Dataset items
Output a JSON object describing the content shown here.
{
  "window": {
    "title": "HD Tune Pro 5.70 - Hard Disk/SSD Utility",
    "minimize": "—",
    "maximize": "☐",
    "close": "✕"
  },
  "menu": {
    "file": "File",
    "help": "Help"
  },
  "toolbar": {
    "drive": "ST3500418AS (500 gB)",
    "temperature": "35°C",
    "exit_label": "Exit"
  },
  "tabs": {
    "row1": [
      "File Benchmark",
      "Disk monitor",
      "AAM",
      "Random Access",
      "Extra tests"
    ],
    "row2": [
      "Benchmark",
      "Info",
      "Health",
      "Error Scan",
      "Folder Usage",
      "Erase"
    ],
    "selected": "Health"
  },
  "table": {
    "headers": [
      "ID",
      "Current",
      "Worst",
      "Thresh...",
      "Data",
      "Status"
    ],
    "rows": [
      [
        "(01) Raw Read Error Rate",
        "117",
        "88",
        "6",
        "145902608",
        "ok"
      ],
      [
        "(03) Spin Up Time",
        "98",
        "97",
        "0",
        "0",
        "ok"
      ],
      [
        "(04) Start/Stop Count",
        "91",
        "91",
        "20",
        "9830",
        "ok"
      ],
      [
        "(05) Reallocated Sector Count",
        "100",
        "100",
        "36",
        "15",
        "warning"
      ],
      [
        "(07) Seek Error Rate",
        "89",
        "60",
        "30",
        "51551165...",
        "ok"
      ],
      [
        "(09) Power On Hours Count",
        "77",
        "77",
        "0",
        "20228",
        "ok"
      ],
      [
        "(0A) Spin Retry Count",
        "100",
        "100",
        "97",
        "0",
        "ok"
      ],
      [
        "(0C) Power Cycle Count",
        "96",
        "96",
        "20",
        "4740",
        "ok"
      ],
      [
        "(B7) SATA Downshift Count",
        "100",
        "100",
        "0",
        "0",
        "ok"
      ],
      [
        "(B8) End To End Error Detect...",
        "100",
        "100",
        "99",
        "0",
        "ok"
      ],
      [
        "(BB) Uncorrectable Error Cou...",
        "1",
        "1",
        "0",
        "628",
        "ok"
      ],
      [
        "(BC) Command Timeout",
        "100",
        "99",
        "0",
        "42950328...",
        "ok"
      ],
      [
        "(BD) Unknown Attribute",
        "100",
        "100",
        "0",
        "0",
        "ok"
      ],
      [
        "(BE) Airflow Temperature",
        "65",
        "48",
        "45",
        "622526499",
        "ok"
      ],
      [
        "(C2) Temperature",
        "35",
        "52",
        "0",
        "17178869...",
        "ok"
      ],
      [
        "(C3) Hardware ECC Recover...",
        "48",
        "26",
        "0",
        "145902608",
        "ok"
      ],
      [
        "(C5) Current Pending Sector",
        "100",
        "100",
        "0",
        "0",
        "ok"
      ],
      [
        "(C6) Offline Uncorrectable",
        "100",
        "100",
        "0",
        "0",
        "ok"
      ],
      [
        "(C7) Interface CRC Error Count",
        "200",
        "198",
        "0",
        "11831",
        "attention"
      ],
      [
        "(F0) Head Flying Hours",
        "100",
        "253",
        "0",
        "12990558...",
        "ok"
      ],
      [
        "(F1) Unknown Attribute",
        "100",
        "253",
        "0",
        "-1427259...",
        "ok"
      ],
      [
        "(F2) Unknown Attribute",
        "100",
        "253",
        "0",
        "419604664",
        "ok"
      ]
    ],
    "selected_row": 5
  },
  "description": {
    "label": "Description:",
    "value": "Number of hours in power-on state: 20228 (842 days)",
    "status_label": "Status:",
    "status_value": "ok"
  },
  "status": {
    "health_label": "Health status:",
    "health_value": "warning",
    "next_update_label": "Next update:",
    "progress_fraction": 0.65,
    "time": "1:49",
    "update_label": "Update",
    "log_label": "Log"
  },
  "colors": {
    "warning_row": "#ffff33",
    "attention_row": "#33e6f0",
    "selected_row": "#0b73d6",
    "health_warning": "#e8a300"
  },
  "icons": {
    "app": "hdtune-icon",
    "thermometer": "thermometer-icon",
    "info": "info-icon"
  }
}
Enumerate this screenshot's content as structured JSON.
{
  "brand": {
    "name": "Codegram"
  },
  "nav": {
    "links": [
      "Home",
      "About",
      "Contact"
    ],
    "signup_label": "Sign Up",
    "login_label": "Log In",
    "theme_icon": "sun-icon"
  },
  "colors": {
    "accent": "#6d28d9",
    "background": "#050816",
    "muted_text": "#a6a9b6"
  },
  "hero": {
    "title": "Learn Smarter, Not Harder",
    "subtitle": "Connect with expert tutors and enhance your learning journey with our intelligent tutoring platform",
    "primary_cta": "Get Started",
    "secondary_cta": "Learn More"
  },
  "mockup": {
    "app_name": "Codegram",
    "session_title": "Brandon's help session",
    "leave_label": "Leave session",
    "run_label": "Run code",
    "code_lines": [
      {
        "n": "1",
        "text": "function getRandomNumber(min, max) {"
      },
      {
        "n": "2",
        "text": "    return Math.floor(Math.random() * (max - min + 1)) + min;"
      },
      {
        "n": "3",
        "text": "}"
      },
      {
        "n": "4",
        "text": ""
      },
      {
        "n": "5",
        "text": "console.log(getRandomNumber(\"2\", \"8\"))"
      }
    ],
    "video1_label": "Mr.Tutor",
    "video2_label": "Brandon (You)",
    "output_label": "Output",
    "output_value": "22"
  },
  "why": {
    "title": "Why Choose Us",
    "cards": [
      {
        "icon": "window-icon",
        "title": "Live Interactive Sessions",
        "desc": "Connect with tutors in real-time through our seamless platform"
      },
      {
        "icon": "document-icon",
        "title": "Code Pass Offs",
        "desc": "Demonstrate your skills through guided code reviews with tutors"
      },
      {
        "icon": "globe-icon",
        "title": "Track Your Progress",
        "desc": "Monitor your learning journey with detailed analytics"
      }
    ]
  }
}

* Exercise prompt *
Repeat the material from above exactly, word for word.

* Solution *
Output a JSON object describing the content shown here.
{
  "window": {
    "title": "HD Tune Pro 5.70 - Hard Disk/SSD Utility",
    "minimize": "—",
    "maximize": "☐",
    "close": "✕"
  },
  "menu": {
    "file": "File",
    "help": "Help"
  },
  "toolbar": {
    "drive": "ST3500418AS (500 gB)",
    "temperature": "35°C",
    "exit_label": "Exit"
  },
  "tabs": {
    "row1": [
      "File Benchmark",
      "Disk monitor",
      "AAM",
      "Random Access",
      "Extra tests"
    ],
    "row2": [
      "Benchmark",
      "Info",
      "Health",
      "Error Scan",
      "Folder Usage",
      "Erase"
    ],
    "selected": "Health"
  },
  "table": {
    "headers": [
      "ID",
      "Current",
      "Worst",
      "Thresh...",
      "Data",
      "Status"
    ],
    "rows": [
      [
        "(01) Raw Read Error Rate",
        "117",
        "88",
        "6",
        "145902608",
        "ok"
      ],
      [
        "(03) Spin Up Time",
        "98",
        "97",
        "0",
        "0",
        "ok"
      ],
      [
        "(04) Start/Stop Count",
        "91",
        "91",
        "20",
        "9830",
        "ok"
      ],
      [
        "(05) Reallocated Sector Count",
        "100",
        "100",
        "36",
        "15",
        "warning"
      ],
      [
        "(07) Seek Error Rate",
        "89",
        "60",
        "30",
        "51551165...",
        "ok"
      ],
      [
        "(09) Power On Hours Count",
        "77",
        "77",
        "0",
        "20228",
        "ok"
      ],
      [
        "(0A) Spin Retry Count",
        "100",
        "100",
        "97",
        "0",
        "ok"
      ],
      [
        "(0C) Power Cycle Count",
        "96",
        "96",
        "20",
        "4740",
        "ok"
      ],
      [
        "(B7) SATA Downshift Count",
        "100",
        "100",
        "0",
        "0",
        "ok"
      ],
      [
        "(B8) End To End Error Detect...",
        "100",
        "100",
        "99",
        "0",
        "ok"
      ],
      [
        "(BB) Uncorrectable Error Cou...",
        "1",
        "1",
        "0",
        "628",
        "ok"
      ],
      [
        "(BC) Command Timeout",
        "100",
        "99",
        "0",
        "42950328...",
        "ok"
      ],
      [
        "(BD) Unknown Attribute",
        "100",
        "100",
        "0",
        "0",
        "ok"
      ],
      [
        "(BE) Airflow Temperature",
        "65",
        "48",
        "45",
        "622526499",
        "ok"
      ],
      [
        "(C2) Temperature",
        "35",
        "52",
        "0",
        "17178869...",
        "ok"
      ],
      [
        "(C3) Hardware ECC Recover...",
        "48",
        "26",
        "0",
        "145902608",
        "ok"
      ],
      [
        "(C5) Current Pending Sector",
        "100",
        "100",
        "0",
        "0",
        "ok"
      ],
      [
        "(C6) Offline Uncorrectable",
        "100",
        "100",
        "0",
        "0",
        "ok"
      ],
      [
        "(C7) Interface CRC Error Count",
        "200",
        "198",
        "0",
        "11831",
        "attention"
      ],
      [
        "(F0) Head Flying Hours",
        "100",
        "253",
        "0",
        "12990558...",
        "ok"
      ],
      [
        "(F1) Unknown Attribute",
        "100",
        "253",
        "0",
        "-1427259...",
        "ok"
      ],
      [
        "(F2) Unknown Attribute",
        "100",
        "253",
        "0",
        "419604664",
        "ok"
      ]
    ],
    "selected_row": 5
  },
  "description": {
    "label": "Description:",
    "value": "Number of hours in power-on state: 20228 (842 days)",
    "status_label": "Status:",
    "status_value": "ok"
  },
  "status": {
    "health_label": "Health status:",
    "health_value": "warning",
    "next_update_label": "Next update:",
    "progress_fraction": 0.65,
    "time": "1:49",
    "update_label": "Update",
    "log_label": "Log"
  },
  "colors": {
    "warning_row": "#ffff33",
    "attention_row": "#33e6f0",
    "selected_row": "#0b73d6",
    "health_warning": "#e8a300"
  },
  "icons": {
    "app": "hdtune-icon",
    "thermometer": "thermometer-icon",
    "info": "info-icon"
  }
}
Enumerate this screenshot's content as structured JSON.
{
  "brand": {
    "name": "Codegram"
  },
  "nav": {
    "links": [
      "Home",
      "About",
      "Contact"
    ],
    "signup_label": "Sign Up",
    "login_label": "Log In",
    "theme_icon": "sun-icon"
  },
  "colors": {
    "accent": "#6d28d9",
    "background": "#050816",
    "muted_text": "#a6a9b6"
  },
  "hero": {
    "title": "Learn Smarter, Not Harder",
    "subtitle": "Connect with expert tutors and enhance your learning journey with our intelligent tutoring platform",
    "primary_cta": "Get Started",
    "secondary_cta": "Learn More"
  },
  "mockup": {
    "app_name": "Codegram",
    "session_title": "Brandon's help session",
    "leave_label": "Leave session",
    "run_label": "Run code",
    "code_lines": [
      {
        "n": "1",
        "text": "function getRandomNumber(min, max) {"
      },
      {
        "n": "2",
        "text": "    return Math.floor(Math.random() * (max - min + 1)) + min;"
      },
      {
        "n": "3",
        "text": "}"
      },
      {
        "n": "4",
        "text": ""
      },
      {
        "n": "5",
        "text": "console.log(getRandomNumber(\"2\", \"8\"))"
      }
    ],
    "video1_label": "Mr.Tutor",
    "video2_label": "Brandon (You)",
    "output_label": "Output",
    "output_value": "22"
  },
  "why": {
    "title": "Why Choose Us",
    "cards": [
      {
        "icon": "window-icon",
        "title": "Live Interactive Sessions",
        "desc": "Connect with tutors in real-time through our seamless platform"
      },
      {
        "icon": "document-icon",
        "title": "Code Pass Offs",
        "desc": "Demonstrate your skills through guided code reviews with tutors"
      },
      {
        "icon": "globe-icon",
        "title": "Track Your Progress",
        "desc": "Monitor your learning journey with detailed analytics"
      }
    ]
  }
}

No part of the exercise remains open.